_INSTRUCTIONS TO FOLLOW:_ Rewrite all of the records below with every "thanks-line" replaced by "acknowledgment-line", keeping everything else identical.

_MATERIAL FOR THIS EXERCISE:_
════════════════════

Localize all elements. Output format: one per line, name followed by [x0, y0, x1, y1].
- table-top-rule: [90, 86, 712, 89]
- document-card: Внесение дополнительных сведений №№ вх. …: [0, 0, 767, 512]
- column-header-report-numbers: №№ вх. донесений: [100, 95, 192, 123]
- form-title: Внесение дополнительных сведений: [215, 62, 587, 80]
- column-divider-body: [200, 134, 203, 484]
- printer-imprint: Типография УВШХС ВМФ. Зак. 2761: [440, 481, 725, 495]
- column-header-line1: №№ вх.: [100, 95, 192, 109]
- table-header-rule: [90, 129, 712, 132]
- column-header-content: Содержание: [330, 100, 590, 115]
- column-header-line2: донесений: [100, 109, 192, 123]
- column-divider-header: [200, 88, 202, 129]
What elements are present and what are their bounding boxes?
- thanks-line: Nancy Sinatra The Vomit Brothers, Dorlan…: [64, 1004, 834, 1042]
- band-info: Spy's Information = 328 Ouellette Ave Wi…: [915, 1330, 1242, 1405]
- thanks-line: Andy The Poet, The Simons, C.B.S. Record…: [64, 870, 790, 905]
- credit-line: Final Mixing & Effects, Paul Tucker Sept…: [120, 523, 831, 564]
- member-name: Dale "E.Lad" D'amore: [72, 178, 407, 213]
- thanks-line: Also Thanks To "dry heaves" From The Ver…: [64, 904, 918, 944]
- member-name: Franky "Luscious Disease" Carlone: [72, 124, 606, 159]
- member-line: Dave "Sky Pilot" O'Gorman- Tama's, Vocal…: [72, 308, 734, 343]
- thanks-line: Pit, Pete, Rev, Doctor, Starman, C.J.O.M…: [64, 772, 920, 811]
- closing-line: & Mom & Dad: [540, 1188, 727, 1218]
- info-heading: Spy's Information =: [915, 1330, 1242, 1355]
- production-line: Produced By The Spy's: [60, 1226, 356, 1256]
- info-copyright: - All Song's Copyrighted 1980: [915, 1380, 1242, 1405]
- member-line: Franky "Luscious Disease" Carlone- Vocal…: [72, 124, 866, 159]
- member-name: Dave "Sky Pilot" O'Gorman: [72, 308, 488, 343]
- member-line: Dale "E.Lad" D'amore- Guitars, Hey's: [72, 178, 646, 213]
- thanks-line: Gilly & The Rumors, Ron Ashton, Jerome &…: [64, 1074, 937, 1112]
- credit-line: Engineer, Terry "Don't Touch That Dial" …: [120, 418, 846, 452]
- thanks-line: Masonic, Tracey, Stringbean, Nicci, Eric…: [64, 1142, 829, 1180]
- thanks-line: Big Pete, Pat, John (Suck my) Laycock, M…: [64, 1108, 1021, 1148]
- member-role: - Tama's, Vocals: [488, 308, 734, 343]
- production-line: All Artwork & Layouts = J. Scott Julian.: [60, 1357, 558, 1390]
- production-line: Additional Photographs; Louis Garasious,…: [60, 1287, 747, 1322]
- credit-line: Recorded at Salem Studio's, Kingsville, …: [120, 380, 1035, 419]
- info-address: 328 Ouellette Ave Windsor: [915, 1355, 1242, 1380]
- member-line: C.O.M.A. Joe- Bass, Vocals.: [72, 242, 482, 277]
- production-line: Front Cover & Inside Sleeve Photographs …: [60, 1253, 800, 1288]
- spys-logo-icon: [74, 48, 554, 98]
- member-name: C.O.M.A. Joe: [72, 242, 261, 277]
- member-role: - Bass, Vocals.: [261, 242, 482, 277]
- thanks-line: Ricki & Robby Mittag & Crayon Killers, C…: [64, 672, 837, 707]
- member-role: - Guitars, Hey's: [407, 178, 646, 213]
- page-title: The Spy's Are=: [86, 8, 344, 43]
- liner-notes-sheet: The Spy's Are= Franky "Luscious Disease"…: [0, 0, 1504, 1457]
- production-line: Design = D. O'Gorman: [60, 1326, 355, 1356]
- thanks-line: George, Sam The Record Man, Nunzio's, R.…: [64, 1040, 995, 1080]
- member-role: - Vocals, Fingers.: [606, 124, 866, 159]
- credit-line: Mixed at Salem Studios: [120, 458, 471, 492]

════════════════════

_WRITTEN RESPONSE:_
Localize all elements. Output format: one per line, name followed by [x0, y0, x1, y1].
- table-top-rule: [90, 86, 712, 89]
- document-card: Внесение дополнительных сведений №№ вх. …: [0, 0, 767, 512]
- column-header-report-numbers: №№ вх. донесений: [100, 95, 192, 123]
- form-title: Внесение дополнительных сведений: [215, 62, 587, 80]
- column-divider-body: [200, 134, 203, 484]
- printer-imprint: Типография УВШХС ВМФ. Зак. 2761: [440, 481, 725, 495]
- column-header-line1: №№ вх.: [100, 95, 192, 109]
- table-header-rule: [90, 129, 712, 132]
- column-header-content: Содержание: [330, 100, 590, 115]
- column-header-line2: донесений: [100, 109, 192, 123]
- column-divider-header: [200, 88, 202, 129]
What elements are present and what are their bounding boxes?
- acknowledgment-line: Nancy Sinatra The Vomit Brothers, Dorlan…: [64, 1004, 834, 1042]
- band-info: Spy's Information = 328 Ouellette Ave Wi…: [915, 1330, 1242, 1405]
- acknowledgment-line: Andy The Poet, The Simons, C.B.S. Record…: [64, 870, 790, 905]
- credit-line: Final Mixing & Effects, Paul Tucker Sept…: [120, 523, 831, 564]
- member-name: Dale "E.Lad" D'amore: [72, 178, 407, 213]
- acknowledgment-line: Also Thanks To "dry heaves" From The Ver…: [64, 904, 918, 944]
- member-name: Franky "Luscious Disease" Carlone: [72, 124, 606, 159]
- member-line: Dave "Sky Pilot" O'Gorman- Tama's, Vocal…: [72, 308, 734, 343]
- acknowledgment-line: Pit, Pete, Rev, Doctor, Starman, C.J.O.M…: [64, 772, 920, 811]
- closing-line: & Mom & Dad: [540, 1188, 727, 1218]
- info-heading: Spy's Information =: [915, 1330, 1242, 1355]
- production-line: Produced By The Spy's: [60, 1226, 356, 1256]
- info-copyright: - All Song's Copyrighted 1980: [915, 1380, 1242, 1405]
- member-line: Franky "Luscious Disease" Carlone- Vocal…: [72, 124, 866, 159]
- member-name: Dave "Sky Pilot" O'Gorman: [72, 308, 488, 343]
- member-line: Dale "E.Lad" D'amore- Guitars, Hey's: [72, 178, 646, 213]
- acknowledgment-line: Gilly & The Rumors, Ron Ashton, Jerome &…: [64, 1074, 937, 1112]
- credit-line: Engineer, Terry "Don't Touch That Dial" …: [120, 418, 846, 452]
- acknowledgment-line: Masonic, Tracey, Stringbean, Nicci, Eric…: [64, 1142, 829, 1180]
- acknowledgment-line: Big Pete, Pat, John (Suck my) Laycock, M…: [64, 1108, 1021, 1148]
- member-role: - Tama's, Vocals: [488, 308, 734, 343]
- production-line: All Artwork & Layouts = J. Scott Julian.: [60, 1357, 558, 1390]
- production-line: Additional Photographs; Louis Garasious,…: [60, 1287, 747, 1322]
- credit-line: Recorded at Salem Studio's, Kingsville, …: [120, 380, 1035, 419]
- info-address: 328 Ouellette Ave Windsor: [915, 1355, 1242, 1380]
- member-line: C.O.M.A. Joe- Bass, Vocals.: [72, 242, 482, 277]
- production-line: Front Cover & Inside Sleeve Photographs …: [60, 1253, 800, 1288]
- spys-logo-icon: [74, 48, 554, 98]
- member-name: C.O.M.A. Joe: [72, 242, 261, 277]
- member-role: - Bass, Vocals.: [261, 242, 482, 277]
- acknowledgment-line: Ricki & Robby Mittag & Crayon Killers, C…: [64, 672, 837, 707]
- member-role: - Guitars, Hey's: [407, 178, 646, 213]
- page-title: The Spy's Are=: [86, 8, 344, 43]
- liner-notes-sheet: The Spy's Are= Franky "Luscious Disease"…: [0, 0, 1504, 1457]
- production-line: Design = D. O'Gorman: [60, 1326, 355, 1356]
- acknowledgment-line: George, Sam The Record Man, Nunzio's, R.…: [64, 1040, 995, 1080]
- member-role: - Vocals, Fingers.: [606, 124, 866, 159]
- credit-line: Mixed at Salem Studios: [120, 458, 471, 492]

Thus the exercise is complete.